> [Text]
Three judges shot down ByteDance’s petition to overturn a law that could ban TikTok in the US. On Friday, The New York Times reported that the judges upheld the new law, which requires the company to sell the app to a non-Chinese company by January 19 or face a ban.
ByteDance argued that the law unfairly targets TikTok and that a ban would violate users’ First Amendment rights. The company has said a sale is impossible because the Chinese government would block it. In 2020, the country updated export control rules to give it more say over a potential transaction.
In a statement to Engadget, the Electronic Frontier Foundation (EFF) said it was disappointed in the decision. “Restricting the free flow of information, even from foreign adversaries, is fundamentally undemocratic,” an EFF spokesperson wrote. “Until now, the U.S. has championed the free flow of information and called out other nations when they have shut down internet access or banned online communications tools like social media apps.”

> [Record extracts]
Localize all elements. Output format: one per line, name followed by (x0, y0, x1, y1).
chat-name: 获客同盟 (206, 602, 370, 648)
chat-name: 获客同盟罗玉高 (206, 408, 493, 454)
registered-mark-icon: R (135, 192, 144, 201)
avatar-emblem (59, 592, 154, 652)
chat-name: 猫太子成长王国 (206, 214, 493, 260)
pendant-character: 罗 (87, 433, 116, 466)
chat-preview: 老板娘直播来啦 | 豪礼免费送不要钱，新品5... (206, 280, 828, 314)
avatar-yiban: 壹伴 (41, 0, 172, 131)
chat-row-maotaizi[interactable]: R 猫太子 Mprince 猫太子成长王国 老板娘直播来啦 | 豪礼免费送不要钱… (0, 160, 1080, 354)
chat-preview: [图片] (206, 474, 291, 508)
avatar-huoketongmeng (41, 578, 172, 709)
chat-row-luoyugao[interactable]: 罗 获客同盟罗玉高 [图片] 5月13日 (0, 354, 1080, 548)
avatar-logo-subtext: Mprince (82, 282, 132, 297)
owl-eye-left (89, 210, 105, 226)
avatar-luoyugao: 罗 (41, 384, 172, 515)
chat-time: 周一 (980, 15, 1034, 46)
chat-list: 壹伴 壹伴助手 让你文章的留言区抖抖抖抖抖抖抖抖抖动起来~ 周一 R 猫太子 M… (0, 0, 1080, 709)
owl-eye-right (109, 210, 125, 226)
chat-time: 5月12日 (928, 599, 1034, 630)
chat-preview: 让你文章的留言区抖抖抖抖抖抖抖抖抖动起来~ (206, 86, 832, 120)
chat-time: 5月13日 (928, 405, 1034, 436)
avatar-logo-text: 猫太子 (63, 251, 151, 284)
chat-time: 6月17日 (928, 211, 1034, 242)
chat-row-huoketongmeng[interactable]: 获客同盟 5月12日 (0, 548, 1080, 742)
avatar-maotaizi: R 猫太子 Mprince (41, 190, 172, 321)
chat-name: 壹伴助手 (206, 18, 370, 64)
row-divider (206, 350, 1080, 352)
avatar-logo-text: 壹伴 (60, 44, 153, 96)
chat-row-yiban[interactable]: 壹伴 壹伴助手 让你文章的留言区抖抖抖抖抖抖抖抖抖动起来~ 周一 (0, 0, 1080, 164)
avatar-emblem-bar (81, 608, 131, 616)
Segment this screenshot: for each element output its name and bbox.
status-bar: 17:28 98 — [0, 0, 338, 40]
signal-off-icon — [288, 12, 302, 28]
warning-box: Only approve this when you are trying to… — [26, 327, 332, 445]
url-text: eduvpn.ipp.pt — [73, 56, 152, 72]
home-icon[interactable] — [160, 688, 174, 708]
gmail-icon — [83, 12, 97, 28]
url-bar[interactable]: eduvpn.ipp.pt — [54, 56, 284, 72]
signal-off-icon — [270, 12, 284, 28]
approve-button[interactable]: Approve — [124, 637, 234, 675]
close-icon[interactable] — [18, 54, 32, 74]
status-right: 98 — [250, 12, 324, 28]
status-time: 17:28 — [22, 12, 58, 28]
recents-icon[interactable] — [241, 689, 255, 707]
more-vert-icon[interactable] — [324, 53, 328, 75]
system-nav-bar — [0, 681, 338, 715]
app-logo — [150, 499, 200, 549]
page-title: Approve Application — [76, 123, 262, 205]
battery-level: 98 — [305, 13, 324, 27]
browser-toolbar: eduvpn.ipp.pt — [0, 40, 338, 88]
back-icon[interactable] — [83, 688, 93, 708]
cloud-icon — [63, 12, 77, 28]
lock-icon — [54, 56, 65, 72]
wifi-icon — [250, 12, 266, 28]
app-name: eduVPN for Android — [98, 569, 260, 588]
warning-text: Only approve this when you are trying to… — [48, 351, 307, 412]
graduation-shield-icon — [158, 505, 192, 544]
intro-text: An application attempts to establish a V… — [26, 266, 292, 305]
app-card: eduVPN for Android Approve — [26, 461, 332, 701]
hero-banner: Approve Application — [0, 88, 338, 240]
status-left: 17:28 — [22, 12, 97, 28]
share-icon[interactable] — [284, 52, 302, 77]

> [Task instructions] From the article on the TikTok ruling, list every company, news outlet, or advocacy group named, leaving out countries, governments, and apps.

> [Written answer]
- ByteDance
- The New York Times
- Engadget
- Electronic Frontier Foundation (EFF)